-------- Input records --------

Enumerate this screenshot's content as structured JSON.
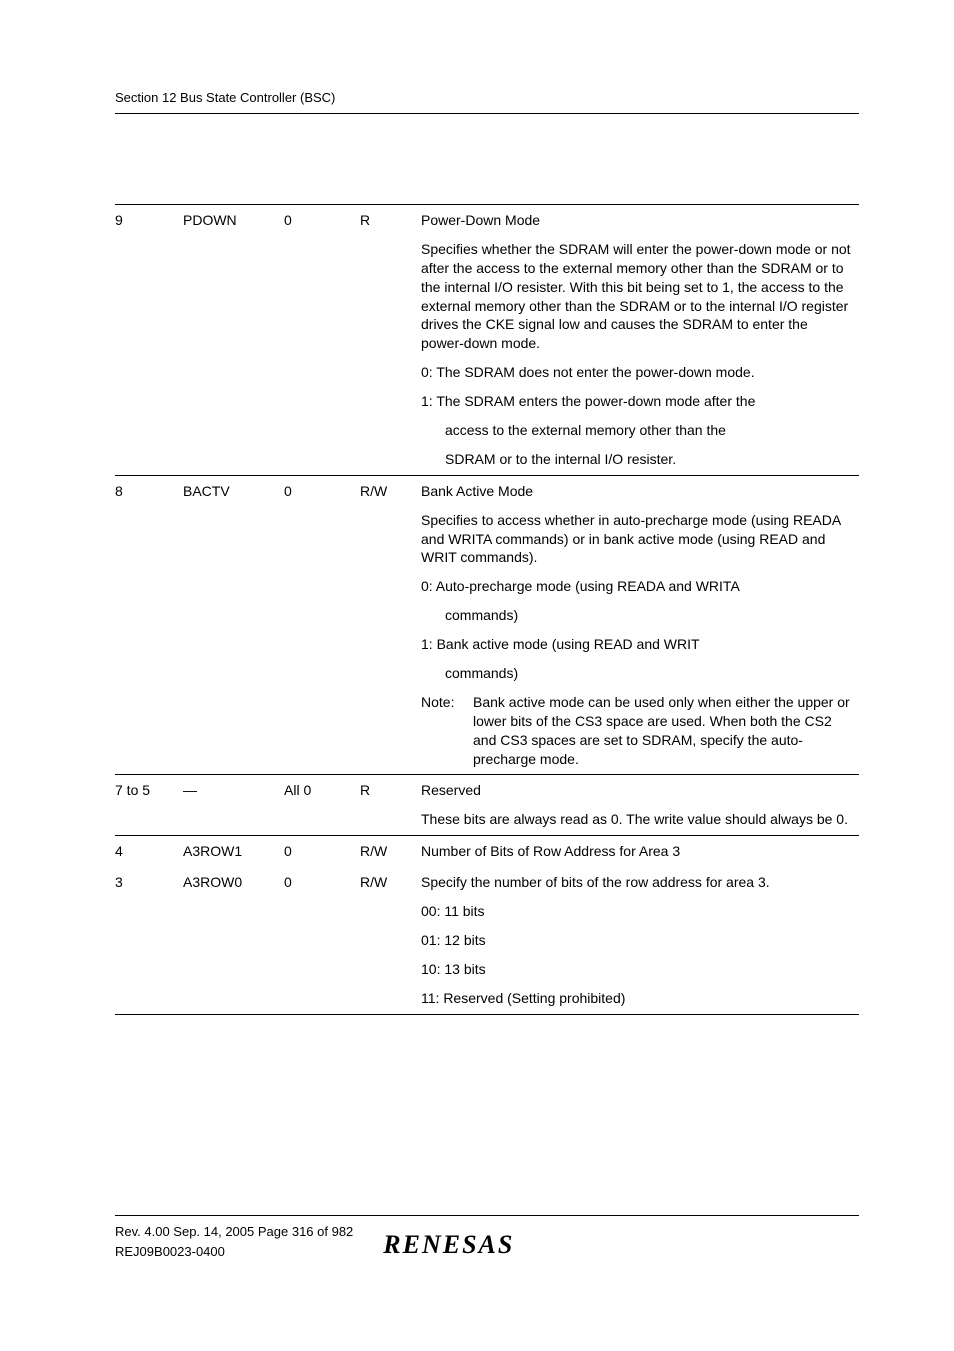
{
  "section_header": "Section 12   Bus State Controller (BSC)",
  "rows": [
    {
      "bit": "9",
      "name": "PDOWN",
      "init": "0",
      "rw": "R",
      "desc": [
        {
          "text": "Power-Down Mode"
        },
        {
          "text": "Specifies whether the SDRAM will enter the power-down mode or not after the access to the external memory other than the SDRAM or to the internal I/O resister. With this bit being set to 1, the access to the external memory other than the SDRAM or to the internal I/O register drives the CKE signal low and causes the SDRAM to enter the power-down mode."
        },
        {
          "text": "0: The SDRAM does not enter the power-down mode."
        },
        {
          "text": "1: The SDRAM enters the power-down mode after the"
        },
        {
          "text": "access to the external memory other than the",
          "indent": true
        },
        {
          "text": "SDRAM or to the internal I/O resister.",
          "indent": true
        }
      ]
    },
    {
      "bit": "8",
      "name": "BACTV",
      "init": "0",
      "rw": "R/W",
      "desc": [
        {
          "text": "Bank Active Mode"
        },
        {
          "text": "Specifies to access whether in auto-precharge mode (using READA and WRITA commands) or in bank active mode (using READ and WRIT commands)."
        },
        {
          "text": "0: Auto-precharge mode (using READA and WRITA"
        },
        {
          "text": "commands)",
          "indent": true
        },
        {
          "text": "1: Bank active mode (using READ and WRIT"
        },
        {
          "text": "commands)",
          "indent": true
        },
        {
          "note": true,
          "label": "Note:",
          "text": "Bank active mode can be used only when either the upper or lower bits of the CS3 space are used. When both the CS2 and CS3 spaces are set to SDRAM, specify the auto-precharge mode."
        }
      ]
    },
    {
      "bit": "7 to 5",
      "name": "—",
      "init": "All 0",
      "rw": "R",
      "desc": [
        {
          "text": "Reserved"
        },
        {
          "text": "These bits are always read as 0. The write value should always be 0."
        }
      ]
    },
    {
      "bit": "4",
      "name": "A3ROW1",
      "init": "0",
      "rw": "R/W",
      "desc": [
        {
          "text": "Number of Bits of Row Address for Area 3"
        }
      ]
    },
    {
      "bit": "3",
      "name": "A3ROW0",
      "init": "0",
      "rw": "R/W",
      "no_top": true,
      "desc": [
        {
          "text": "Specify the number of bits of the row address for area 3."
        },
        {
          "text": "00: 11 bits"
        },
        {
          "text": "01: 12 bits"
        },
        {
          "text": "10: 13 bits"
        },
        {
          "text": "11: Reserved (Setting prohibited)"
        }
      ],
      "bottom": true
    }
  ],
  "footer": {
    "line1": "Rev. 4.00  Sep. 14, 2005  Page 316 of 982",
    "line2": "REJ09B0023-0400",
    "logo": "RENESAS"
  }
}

--------

Written task: Exact duplication of all the records is required; pictures are omitted from the copy.

Exercise result:
Enumerate this screenshot's content as structured JSON.
{
  "section_header": "Section 12   Bus State Controller (BSC)",
  "rows": [
    {
      "bit": "9",
      "name": "PDOWN",
      "init": "0",
      "rw": "R",
      "desc": [
        {
          "text": "Power-Down Mode"
        },
        {
          "text": "Specifies whether the SDRAM will enter the power-down mode or not after the access to the external memory other than the SDRAM or to the internal I/O resister. With this bit being set to 1, the access to the external memory other than the SDRAM or to the internal I/O register drives the CKE signal low and causes the SDRAM to enter the power-down mode."
        },
        {
          "text": "0: The SDRAM does not enter the power-down mode."
        },
        {
          "text": "1: The SDRAM enters the power-down mode after the"
        },
        {
          "text": "access to the external memory other than the",
          "indent": true
        },
        {
          "text": "SDRAM or to the internal I/O resister.",
          "indent": true
        }
      ]
    },
    {
      "bit": "8",
      "name": "BACTV",
      "init": "0",
      "rw": "R/W",
      "desc": [
        {
          "text": "Bank Active Mode"
        },
        {
          "text": "Specifies to access whether in auto-precharge mode (using READA and WRITA commands) or in bank active mode (using READ and WRIT commands)."
        },
        {
          "text": "0: Auto-precharge mode (using READA and WRITA"
        },
        {
          "text": "commands)",
          "indent": true
        },
        {
          "text": "1: Bank active mode (using READ and WRIT"
        },
        {
          "text": "commands)",
          "indent": true
        },
        {
          "note": true,
          "label": "Note:",
          "text": "Bank active mode can be used only when either the upper or lower bits of the CS3 space are used. When both the CS2 and CS3 spaces are set to SDRAM, specify the auto-precharge mode."
        }
      ]
    },
    {
      "bit": "7 to 5",
      "name": "—",
      "init": "All 0",
      "rw": "R",
      "desc": [
        {
          "text": "Reserved"
        },
        {
          "text": "These bits are always read as 0. The write value should always be 0."
        }
      ]
    },
    {
      "bit": "4",
      "name": "A3ROW1",
      "init": "0",
      "rw": "R/W",
      "desc": [
        {
          "text": "Number of Bits of Row Address for Area 3"
        }
      ]
    },
    {
      "bit": "3",
      "name": "A3ROW0",
      "init": "0",
      "rw": "R/W",
      "no_top": true,
      "desc": [
        {
          "text": "Specify the number of bits of the row address for area 3."
        },
        {
          "text": "00: 11 bits"
        },
        {
          "text": "01: 12 bits"
        },
        {
          "text": "10: 13 bits"
        },
        {
          "text": "11: Reserved (Setting prohibited)"
        }
      ],
      "bottom": true
    }
  ],
  "footer": {
    "line1": "Rev. 4.00  Sep. 14, 2005  Page 316 of 982",
    "line2": "REJ09B0023-0400",
    "logo": "RENESAS"
  }
}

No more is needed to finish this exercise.